# Stored data entries:
= = = = =

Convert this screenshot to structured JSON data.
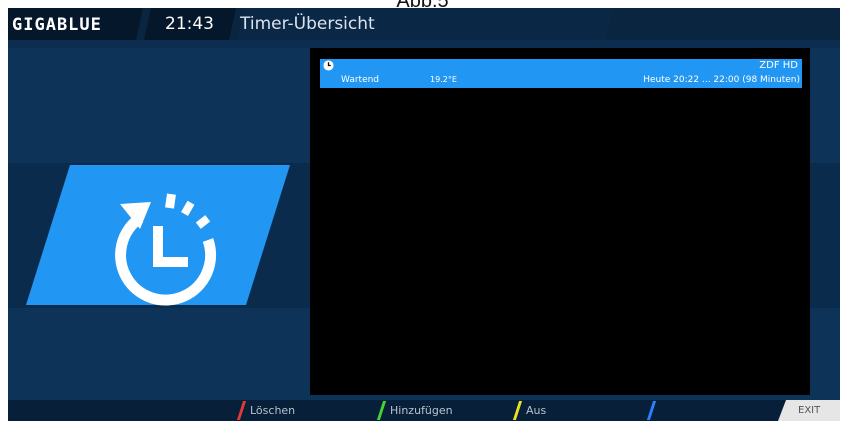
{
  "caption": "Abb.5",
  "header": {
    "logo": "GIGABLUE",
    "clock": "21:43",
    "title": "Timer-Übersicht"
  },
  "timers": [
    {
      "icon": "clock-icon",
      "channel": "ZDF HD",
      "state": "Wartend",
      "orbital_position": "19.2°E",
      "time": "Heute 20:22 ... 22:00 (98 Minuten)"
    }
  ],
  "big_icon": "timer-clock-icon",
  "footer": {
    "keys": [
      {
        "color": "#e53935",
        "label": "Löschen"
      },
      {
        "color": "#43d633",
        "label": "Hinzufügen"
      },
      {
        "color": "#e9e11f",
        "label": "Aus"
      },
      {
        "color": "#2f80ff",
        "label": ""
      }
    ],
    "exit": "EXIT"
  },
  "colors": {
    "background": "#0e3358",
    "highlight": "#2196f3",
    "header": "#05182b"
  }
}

= = = = =

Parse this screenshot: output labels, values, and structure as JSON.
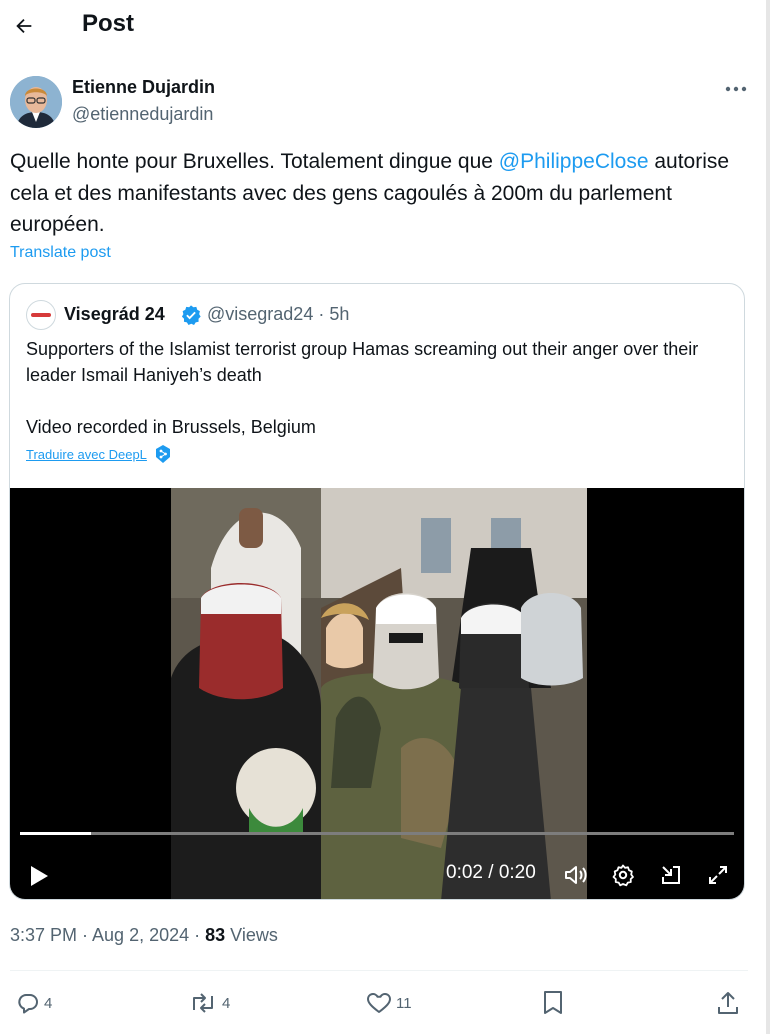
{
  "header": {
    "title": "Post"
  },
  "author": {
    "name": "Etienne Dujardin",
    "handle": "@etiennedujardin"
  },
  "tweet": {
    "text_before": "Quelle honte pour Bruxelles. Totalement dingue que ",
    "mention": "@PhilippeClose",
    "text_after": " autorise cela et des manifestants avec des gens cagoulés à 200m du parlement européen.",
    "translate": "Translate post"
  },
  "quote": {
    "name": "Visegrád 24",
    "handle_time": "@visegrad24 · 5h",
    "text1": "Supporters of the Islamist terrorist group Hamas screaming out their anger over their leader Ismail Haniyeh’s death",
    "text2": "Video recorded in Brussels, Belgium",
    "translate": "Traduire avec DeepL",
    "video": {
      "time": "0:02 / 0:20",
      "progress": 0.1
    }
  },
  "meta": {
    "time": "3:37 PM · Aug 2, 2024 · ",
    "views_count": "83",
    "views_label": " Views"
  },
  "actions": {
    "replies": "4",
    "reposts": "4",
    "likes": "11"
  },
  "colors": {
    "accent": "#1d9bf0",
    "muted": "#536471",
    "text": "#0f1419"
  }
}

= = = = =

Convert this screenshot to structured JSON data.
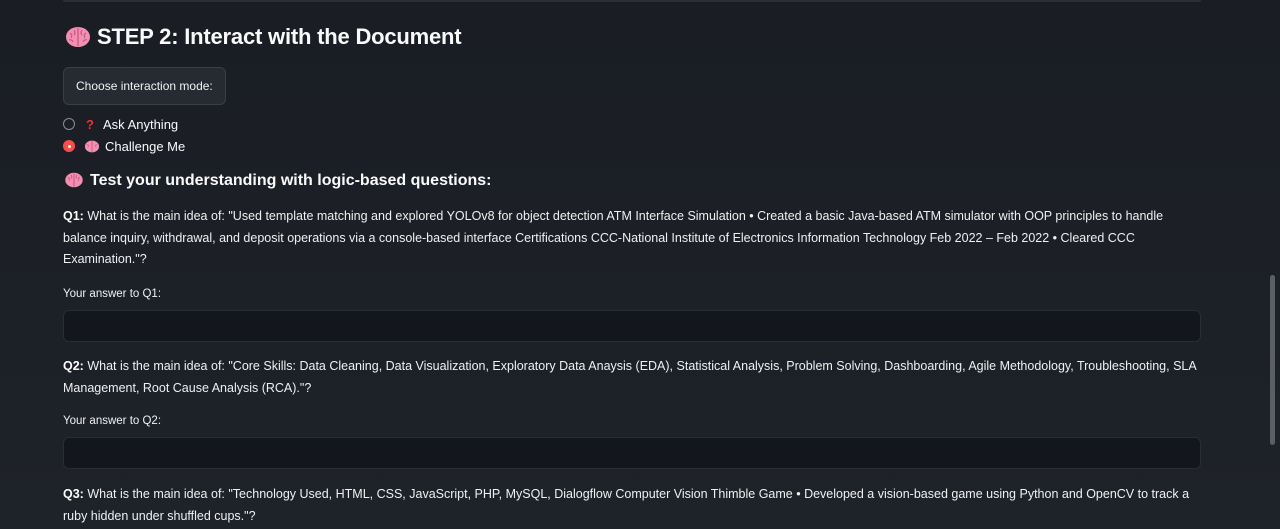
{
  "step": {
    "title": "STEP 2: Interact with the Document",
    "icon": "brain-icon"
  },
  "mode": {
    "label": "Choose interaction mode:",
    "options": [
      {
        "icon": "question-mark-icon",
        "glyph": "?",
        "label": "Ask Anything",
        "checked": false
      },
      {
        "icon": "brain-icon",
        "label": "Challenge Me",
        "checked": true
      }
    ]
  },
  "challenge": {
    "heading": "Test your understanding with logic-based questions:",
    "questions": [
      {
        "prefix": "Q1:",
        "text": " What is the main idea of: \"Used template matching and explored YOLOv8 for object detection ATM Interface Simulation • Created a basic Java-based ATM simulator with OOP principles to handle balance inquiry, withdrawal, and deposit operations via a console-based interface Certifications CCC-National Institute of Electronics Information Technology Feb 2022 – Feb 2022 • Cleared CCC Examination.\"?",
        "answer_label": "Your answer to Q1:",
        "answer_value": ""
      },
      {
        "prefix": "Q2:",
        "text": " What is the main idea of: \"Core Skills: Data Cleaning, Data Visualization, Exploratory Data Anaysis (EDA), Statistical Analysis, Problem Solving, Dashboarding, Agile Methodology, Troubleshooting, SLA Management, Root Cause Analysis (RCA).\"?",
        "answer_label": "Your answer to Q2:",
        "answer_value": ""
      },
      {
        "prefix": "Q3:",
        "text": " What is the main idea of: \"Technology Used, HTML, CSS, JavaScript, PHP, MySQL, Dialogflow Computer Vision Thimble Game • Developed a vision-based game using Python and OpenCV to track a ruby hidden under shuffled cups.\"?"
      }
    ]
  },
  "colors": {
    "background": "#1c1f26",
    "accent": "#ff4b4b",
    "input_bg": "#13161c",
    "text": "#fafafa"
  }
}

= = = = =

# Goal:
Gather each line from the listing above that holds "translate".

# Task output:
    "translate": "Translate post"
    "translate": "Traduire avec DeepL",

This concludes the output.